■ To do:
1. Can you condense the paragraph in the Botach Tactical thread that begins "For the record the 15% off deal" into a short list of its main facts?
2. Write what comes next in the Botach Tactical thread, picking up after its final sentence.

■ Text:
I did find it surprising that they became advertisers here based on the negative feelings they have on the forum, but I also see Wicked Laser advertisements here and I know of their shady past. I have no idea if Wicked has changed practices, but at least Botach has owned up to past stupidity and says they will correct it.


----------



## Botach Tactical (Dec 2, 2009)

Patriot said:


> For the record the 15% off deal was not exclusive to CPF members. The coupon code "stimulus" was also valid for 15% off up until a few days ago and was widely known about on the various shooting forums. Anyone visiting your website was treated to 15% off through the large yellow banner at the top of the page. So in that regard CPF members enjoyed no deal beyond the general public. I see now that the "stimulus" coupon is back to 10% as of today in which case 15% to CPF members is now actually exclusive.



Patriot,
We changed the ' stimulus ' coupon to 10% long time ago but we got a lot of requests and calls asking us to change it back to 15% off and so we did but now it's back to 10%.

Only CPF members get the 15% off their order.

I just want to write it again, if you place an order with us please send me a message with the order number and I'll take care of everything.

Thank you for you comment,
Sagi


----------



## BVH (Dec 2, 2009)

Botach Tactical said:


> I just want to write it again, if you place an order with us please send me a message with the order number and I'll take care of everything.
> 
> Thank you for you comment,
> Sagi



As a neutral observer, there's two ways of looking at this statement. Either you send an email and get extra special service from Sagi or You have to send an email to get normally expected service when you place an order.


----------



## Botach Tactical (Dec 2, 2009)

BVH said:


> As a neutral observer, there's two ways of looking at this statement. Either you send an email and get extra special service from Sagi or You have to send an email to get normally expected service when you place an order.



You are right, i meant to say that we have a lot of calls every day and you might have to hold if you want to ask something and also we get lots of orders everyday so once i get the order number i can just go and get that order and take care of it myself (so i guess extra special service from me is the right one haha).
Thank you for letting me know about the misunderstanding.
Sagi


----------



## Roger Sully (Dec 2, 2009)

I've seen companies in the past where the actual owners had no clue what was going on with their business until the stuff hit the fan...
Could that have been the case here? I can't say, but it would seem from all of their statements that they are now actually paying attention to customers and to the products and services that they are providing and not just to profits.
With that in mind those who choose to do business with them should carry on and those who choose not to..well, carry on also! 
I just had to throw in my $0.02...:wave:


----------



## Woods Walker (Dec 2, 2009)

I ordered a hawk and light from them years ago. Got the order fast and there was no problems. Price was right too. I have heard of issues with this seller on other boards too but my order was done right. I hope everything works out.


----------



## GadgetProne (Dec 2, 2009)

My advice....Make sure you contact them first the day of your order if they have said product in stock. I have had 2 experiences with them. First was approximately a year ago, purchased a watch....wasn't in stock took three weeks to get to me.

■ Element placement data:
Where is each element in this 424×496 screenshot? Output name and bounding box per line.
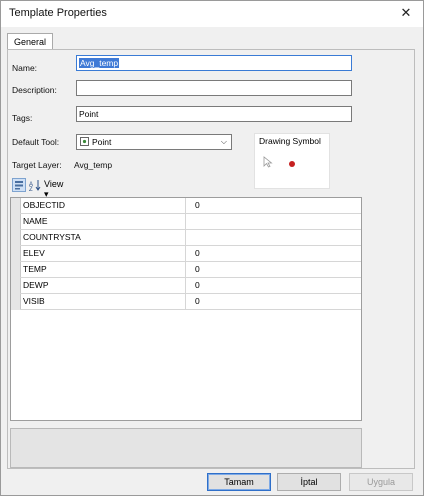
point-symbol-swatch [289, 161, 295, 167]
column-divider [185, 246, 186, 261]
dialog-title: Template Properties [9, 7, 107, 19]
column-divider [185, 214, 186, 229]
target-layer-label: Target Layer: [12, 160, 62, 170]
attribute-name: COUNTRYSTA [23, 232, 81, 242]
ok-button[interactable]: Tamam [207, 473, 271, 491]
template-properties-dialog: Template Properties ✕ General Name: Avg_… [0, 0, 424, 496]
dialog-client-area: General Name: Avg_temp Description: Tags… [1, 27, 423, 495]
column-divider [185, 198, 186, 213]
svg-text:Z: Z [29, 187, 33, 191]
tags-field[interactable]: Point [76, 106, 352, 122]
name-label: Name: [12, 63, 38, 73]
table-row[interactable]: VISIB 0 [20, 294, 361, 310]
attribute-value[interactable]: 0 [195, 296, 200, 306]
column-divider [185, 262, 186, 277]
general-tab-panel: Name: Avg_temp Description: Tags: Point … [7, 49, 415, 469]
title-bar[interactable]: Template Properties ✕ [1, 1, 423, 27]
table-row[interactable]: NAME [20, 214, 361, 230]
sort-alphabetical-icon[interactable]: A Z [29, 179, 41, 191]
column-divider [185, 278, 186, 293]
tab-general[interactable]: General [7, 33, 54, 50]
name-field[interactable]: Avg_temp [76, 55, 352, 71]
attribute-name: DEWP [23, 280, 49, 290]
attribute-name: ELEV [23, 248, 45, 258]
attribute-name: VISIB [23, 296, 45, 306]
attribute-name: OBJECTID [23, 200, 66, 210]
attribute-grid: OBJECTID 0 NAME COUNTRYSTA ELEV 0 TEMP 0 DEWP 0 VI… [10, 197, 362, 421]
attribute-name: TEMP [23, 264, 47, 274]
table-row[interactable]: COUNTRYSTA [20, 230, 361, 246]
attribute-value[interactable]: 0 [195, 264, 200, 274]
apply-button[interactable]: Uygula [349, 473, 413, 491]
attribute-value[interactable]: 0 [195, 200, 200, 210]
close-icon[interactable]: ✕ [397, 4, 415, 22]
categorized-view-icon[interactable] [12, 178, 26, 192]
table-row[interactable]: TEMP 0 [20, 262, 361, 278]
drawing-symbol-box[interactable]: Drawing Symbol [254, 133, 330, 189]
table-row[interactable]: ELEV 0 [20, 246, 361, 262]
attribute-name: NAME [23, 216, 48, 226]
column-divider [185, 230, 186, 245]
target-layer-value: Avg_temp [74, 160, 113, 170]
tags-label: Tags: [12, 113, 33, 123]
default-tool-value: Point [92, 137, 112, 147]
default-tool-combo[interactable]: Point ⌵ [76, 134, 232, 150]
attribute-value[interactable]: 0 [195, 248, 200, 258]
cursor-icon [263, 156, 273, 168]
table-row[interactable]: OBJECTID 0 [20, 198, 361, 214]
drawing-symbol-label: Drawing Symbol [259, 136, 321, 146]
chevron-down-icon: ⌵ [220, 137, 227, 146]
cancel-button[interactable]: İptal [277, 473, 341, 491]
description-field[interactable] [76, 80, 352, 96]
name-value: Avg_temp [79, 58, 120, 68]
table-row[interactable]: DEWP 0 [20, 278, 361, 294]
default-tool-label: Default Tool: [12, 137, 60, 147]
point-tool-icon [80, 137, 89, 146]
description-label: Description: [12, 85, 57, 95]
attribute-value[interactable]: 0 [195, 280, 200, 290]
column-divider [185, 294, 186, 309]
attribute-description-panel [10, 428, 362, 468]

■ Written answers:
1.
- The 15% discount was not exclusive to CPF members.
- The coupon code "stimulus" also gave 15% off until a few days earlier and was widely known on various shooting forums.
- Anyone visiting the website got 15% off through a large yellow banner at the top of the page.
- CPF members therefore got no better deal than the general public.
- As of today the "stimulus" coupon is back to 10%, so the 15% for CPF members is now actually exclusive.

2.
Second experience...Just 2-3 weeks ago...Same time they became a presence on this Board. They had listing for a certain flashlight. I purchased it. Then come to find out not in stock. I at first let it go...but then cancelled order.

In fairness I tried to get same order from OpticsPlanet but they also said wasn't in stock after the fact.

I found a local dealer but had to pay $20 more and pick it up same day.


Botach has very good prices.....but you decide for yourself.


----------



## LA OZ (Dec 2, 2009)

I ordered a Gladius from them almost two years ago. The system indicates that I will receive a quote on shipping fee to Australia. I did not received the quote; they charged me $40US without first getting my permission. When the product arrived, the Gladius looks like it has been through some major action with well worn and scratches to the body and switches. These were not from shipping but from long term abuse to the torch. I have tried to resolved the issue via emails but did not receive any reply. I rang Botach and felt I am wasting my time from unhelpful staff.

As you can see there are some serious issues with Botach and are at various fronts.


----------



## Botach Tactical (Dec 3, 2009)

LA OZ ,
First let me apologize for the way you've been mistreated. 
The person who was in charge of International orders was fired and i brought someone else to replace her.
I can't answer for something that happened before i started working at Botach Tactical (because we replaced almost the entire staff) but i promise you that everyone gets an email and we don't charge anyone without his or her approval.
Again, i apologize and i understand your disappointment but i guarantee you that it won't happen again.
Thank you,
Sagi


----------



## DR_DEUCE (Dec 3, 2009)

It seems like we are placing too much emphasis on COST, and not enough on VALUE and PIECE of MIND.
As I see it, the only reason to use this outfit, is the lower COST.
So, you save a dollar or two, but you end up getting $%^#@'d during the process.
I am reading several posts from this outfit about all their problems, and how they won't repeat.
Why not think about the VALUE aspect of a transaction.
SOME PEOPLE KNOW THE "COST" OF EVERYTHING, AND THE "VALUE" OF NOTHING.

In my life, (I work on motorcycles in my garage as a hobby--for cash), I have guys calling me and asking me to work on their bike, cause they were TOLD to by one of their pals that I had done work for previously.


----------



## LUPARA (Dec 3, 2009)

No ordinary person can go into international arms trading without:
a) Letters of introduction or
b) Connections with unscrupulous people.

A little appearance of an add on CPF and even the loss of a few customers means nothing. There's bigger fish to fry and lights to try.


----------



## greenLED (Dec 3, 2009)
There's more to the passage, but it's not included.